* [Set task]: In the records below, find each line with the word "bands" and copy it.

##### Input rows #####

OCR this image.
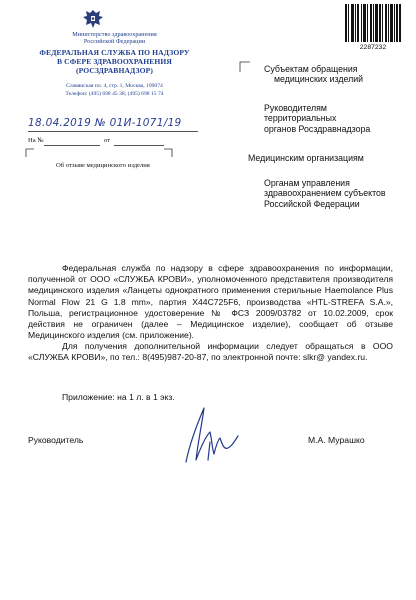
Министерство здравоохранения
Российской Федерации
ФЕДЕРАЛЬНАЯ СЛУЖБА ПО НАДЗОРУ
В СФЕРЕ ЗДРАВООХРАНЕНИЯ
(РОСЗДРАВНАДЗОР)
Славянская пл. 4, стр. 1, Москва, 109074
Телефон: (495) 698 45 38; (495) 698 15 74
18.04.2019 № 01И-1071/19
На №	от
Об отзыве медицинского изделия
2287232
Субъектам обращения
медицинских изделий
Руководителям
территориальных
органов Росздравнадзора
Медицинским организациям
Органам управления
здравоохранением субъектов
Российской Федерации

Федеральная служба по надзору в сфере здравоохранения по информации, полученной от ООО «СЛУЖБА КРОВИ», уполномоченного представителя производителя медицинского изделия «Ланцеты однократного применения стерильные Haemolance Plus Normal Flow 21 G 1.8 mm», партия X44C725F6, производства «HTL-STREFA S.A.», Польша, регистрационное удостоверение № ФСЗ 2009/03782 от 10.02.2009, срок действия не ограничен (далее – Медицинское изделие), сообщает об отзыве Медицинского изделия (см. приложение).

Для получения дополнительной информации следует обращаться в ООО «СЛУЖБА КРОВИ», по тел.: 8(495)987-20-87, по электронной почте: slkr@ yandex.ru.

Приложение: на 1 л. в 1 экз.
Руководитель	М.А. Мурашко
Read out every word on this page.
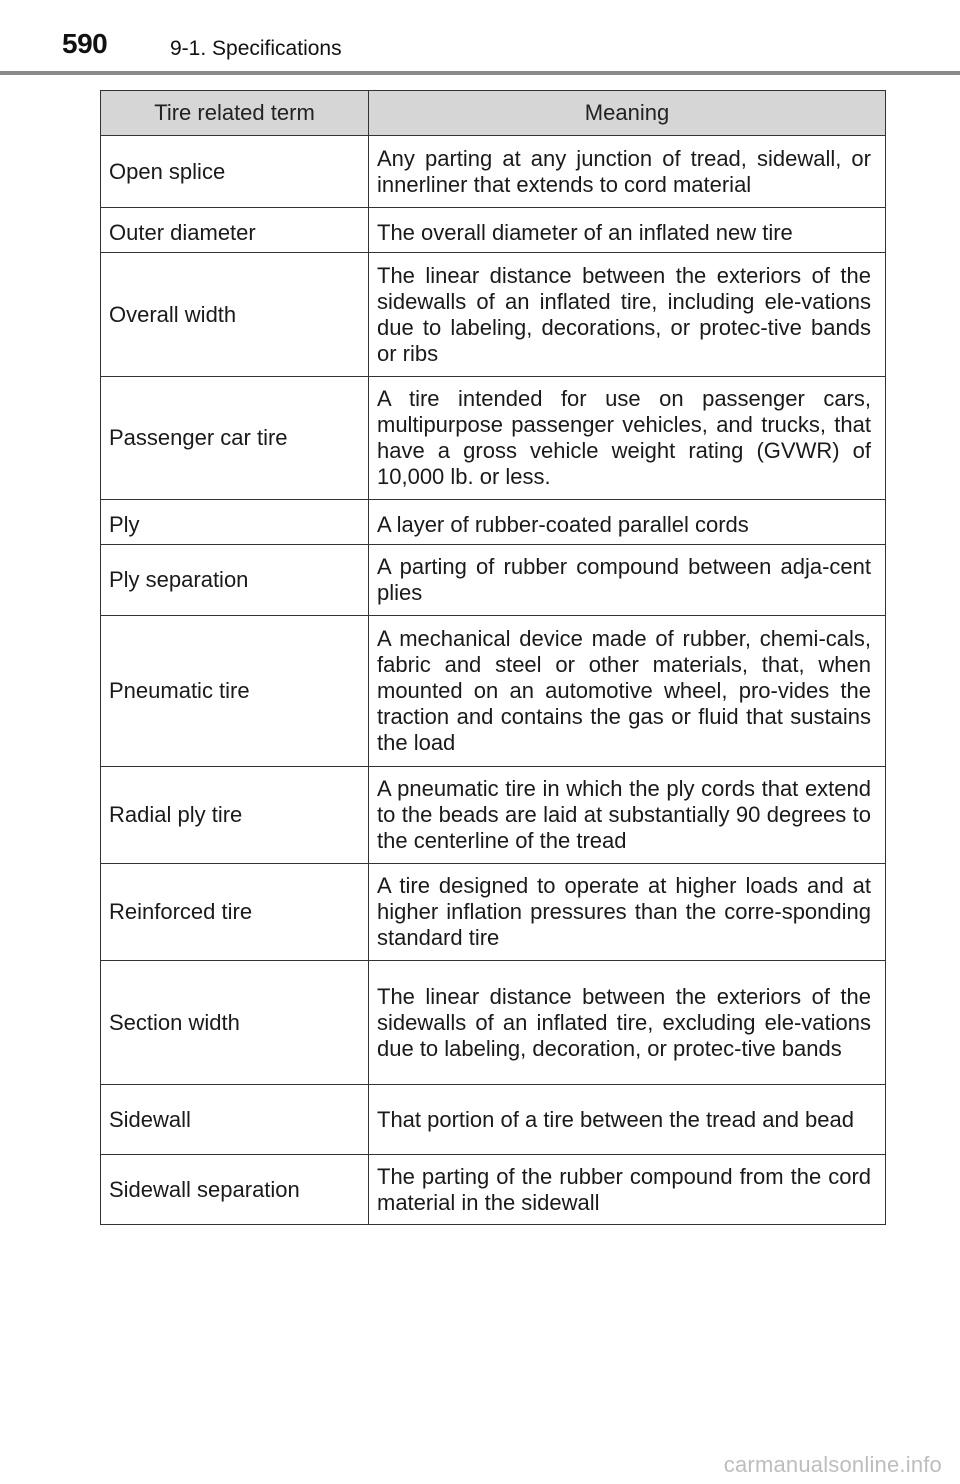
590	9-1. Specifications
Tire related term	Meaning
Open splice	Any parting at any junction of tread, sidewall, or innerliner that extends to cord material
Outer diameter	The overall diameter of an inflated new tire
Overall width	The linear distance between the exteriors of the sidewalls of an inflated tire, including ele-vations due to labeling, decorations, or protec-tive bands or ribs
Passenger car tire	A tire intended for use on passenger cars, multipurpose passenger vehicles, and trucks, that have a gross vehicle weight rating (GVWR) of 10,000 lb. or less.
Ply	A layer of rubber-coated parallel cords
Ply separation	A parting of rubber compound between adja-cent plies
Pneumatic tire	A mechanical device made of rubber, chemi-cals, fabric and steel or other materials, that, when mounted on an automotive wheel, pro-vides the traction and contains the gas or fluid that sustains the load
Radial ply tire	A pneumatic tire in which the ply cords that extend to the beads are laid at substantially 90 degrees to the centerline of the tread
Reinforced tire	A tire designed to operate at higher loads and at higher inflation pressures than the corre-sponding standard tire
Section width	The linear distance between the exteriors of the sidewalls of an inflated tire, excluding ele-vations due to labeling, decoration, or protec-tive bands
Sidewall	That portion of a tire between the tread and bead
Sidewall separation	The parting of the rubber compound from the cord material in the sidewall
carmanualsonline.info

#####

* [Solution below]:
Overall width	The linear distance between the exteriors of the sidewalls of an inflated tire, including ele-vations due to labeling, decorations, or protec-tive bands or ribs
Section width	The linear distance between the exteriors of the sidewalls of an inflated tire, excluding ele-vations due to labeling, decoration, or protec-tive bands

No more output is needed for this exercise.